----- Page extract -----
Measuring the Electric File System

Somebody asked me the other day what portion of the Electric File System (EFS) is shared code versus platform-specific code. The EFS, if you don’t know, is a custom filesystem driver and part of ElectricAccelerator. It enables us to virtualize the filesystem, so that each build job sees the correct view of the filesystem according to its logical position in the build, even if jobs are run out of order. It also provides the file usage information that powers our conflict detection algorithm. As a filesystem driver, the EFS is obviously tightly coupled to the platforms it’s used on, and the effort of porting it is one reason we don’t support more platforms than we do now — not that a dozen variants of Windows, 16 flavors of Linux and several versions of Solaris is anything to be ashamed of!

Anyway, the question intrigued me, and I found the answer quite surprising (click for full-size):

Note that here I’m measuring only actual code lines, exclusive of comments and whitespace, as of the upcoming 6.1 release. In total, the Windows version of the EFS has about 2x the lines of code that either the Solaris or Linux ports have. The platform-specific portion of the code is more than 6x greater!
----- Data section -----
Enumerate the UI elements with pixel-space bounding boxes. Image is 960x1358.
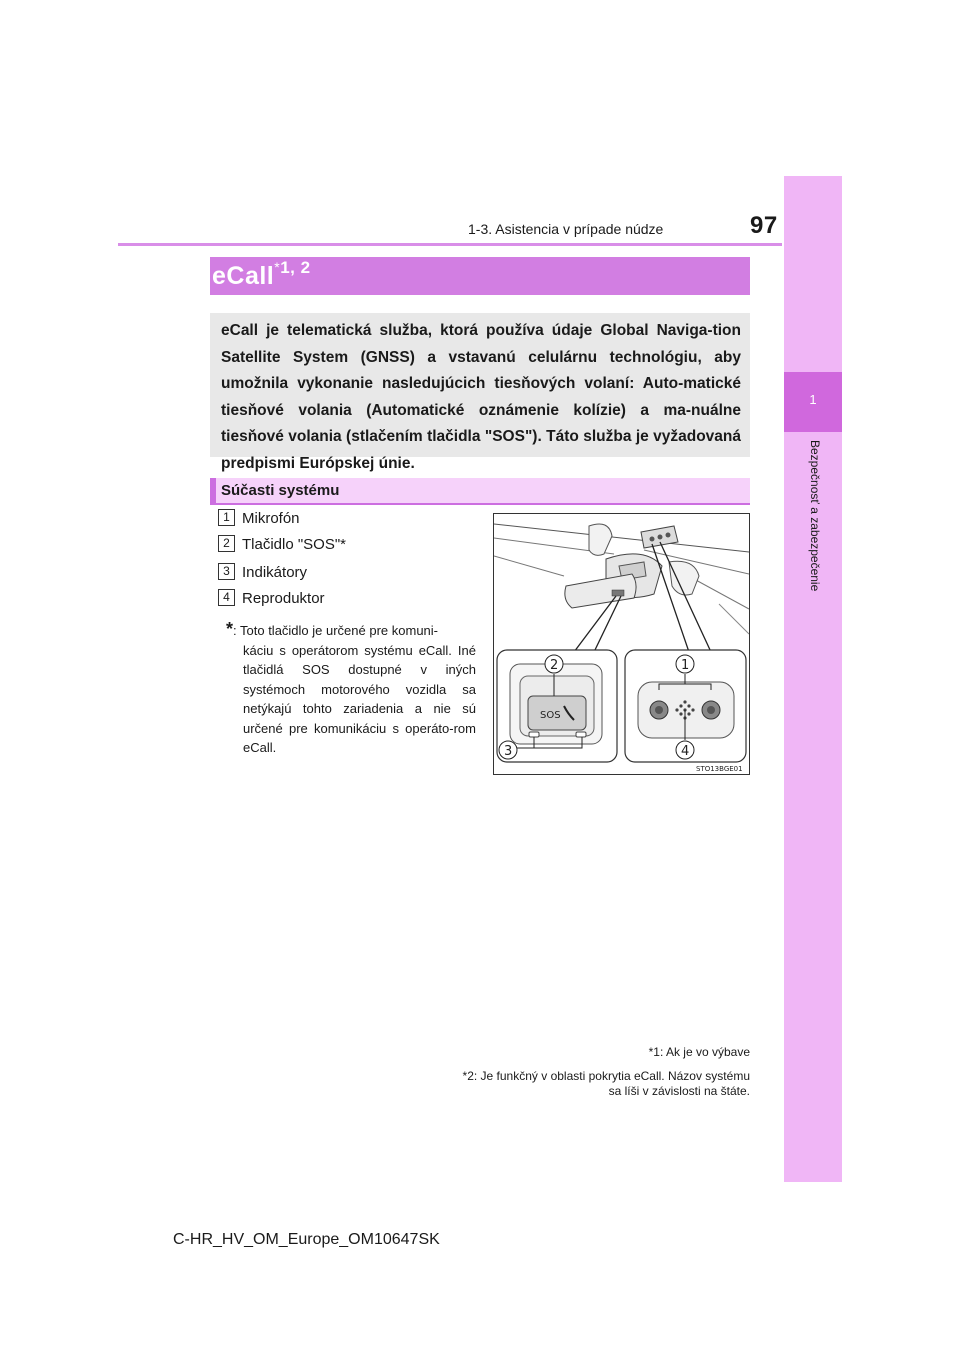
-----
----- Data section -----
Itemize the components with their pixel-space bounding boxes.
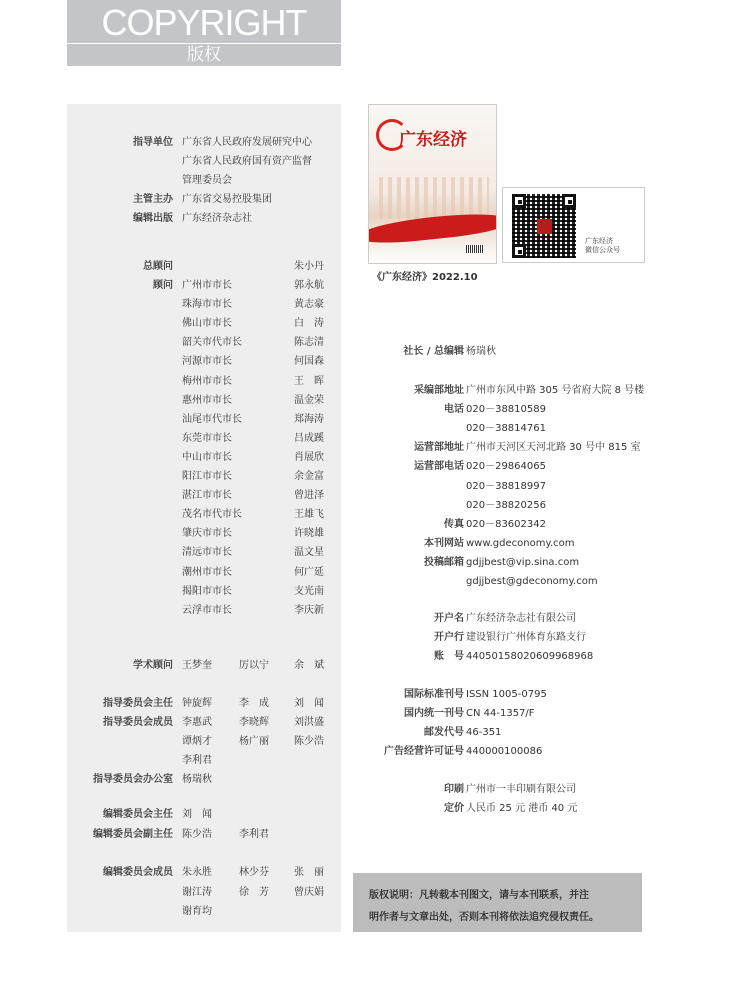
-----
What the task asks: In the Electric File System post, please repeat the part that opens with the words containing "Anyway, the question" and closes with "than 6x greater!", substituting "source lines" for "lines of code".

Result for this task:
Anyway, the question intrigued me, and I found the answer quite surprising (click for full-size):

Note that here I’m measuring only actual code lines, exclusive of comments and whitespace, as of the upcoming 6.1 release. In total, the Windows version of the EFS has about 2x the source lines that either the Solaris or Linux ports have. The platform-specific portion of the code is more than 6x greater!